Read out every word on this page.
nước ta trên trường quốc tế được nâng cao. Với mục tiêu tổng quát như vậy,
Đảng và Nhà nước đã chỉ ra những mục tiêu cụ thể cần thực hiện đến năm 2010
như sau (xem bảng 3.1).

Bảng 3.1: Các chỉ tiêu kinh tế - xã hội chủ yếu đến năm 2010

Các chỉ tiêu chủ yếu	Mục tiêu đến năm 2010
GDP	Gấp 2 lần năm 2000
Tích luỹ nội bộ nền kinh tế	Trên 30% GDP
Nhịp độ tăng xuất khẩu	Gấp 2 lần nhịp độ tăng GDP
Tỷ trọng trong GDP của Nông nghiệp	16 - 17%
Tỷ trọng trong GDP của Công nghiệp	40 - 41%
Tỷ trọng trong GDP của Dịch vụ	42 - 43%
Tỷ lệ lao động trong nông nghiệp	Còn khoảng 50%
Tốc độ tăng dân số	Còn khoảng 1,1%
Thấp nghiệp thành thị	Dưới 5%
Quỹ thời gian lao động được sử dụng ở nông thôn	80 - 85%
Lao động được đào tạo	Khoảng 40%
==============================
Task brief - Repeat the material above in full, quoting it exactly.

Answer to the exercise -
Read out every word on this page.
nước ta trên trường quốc tế được nâng cao. Với mục tiêu tổng quát như vậy,
Đảng và Nhà nước đã chỉ ra những mục tiêu cụ thể cần thực hiện đến năm 2010
như sau (xem bảng 3.1).

Bảng 3.1: Các chỉ tiêu kinh tế - xã hội chủ yếu đến năm 2010

Các chỉ tiêu chủ yếu	Mục tiêu đến năm 2010
GDP	Gấp 2 lần năm 2000
Tích luỹ nội bộ nền kinh tế	Trên 30% GDP
Nhịp độ tăng xuất khẩu	Gấp 2 lần nhịp độ tăng GDP
Tỷ trọng trong GDP của Nông nghiệp	16 - 17%
Tỷ trọng trong GDP của Công nghiệp	40 - 41%
Tỷ trọng trong GDP của Dịch vụ	42 - 43%
Tỷ lệ lao động trong nông nghiệp	Còn khoảng 50%
Tốc độ tăng dân số	Còn khoảng 1,1%
Thấp nghiệp thành thị	Dưới 5%
Quỹ thời gian lao động được sử dụng ở nông thôn	80 - 85%
Lao động được đào tạo	Khoảng 40%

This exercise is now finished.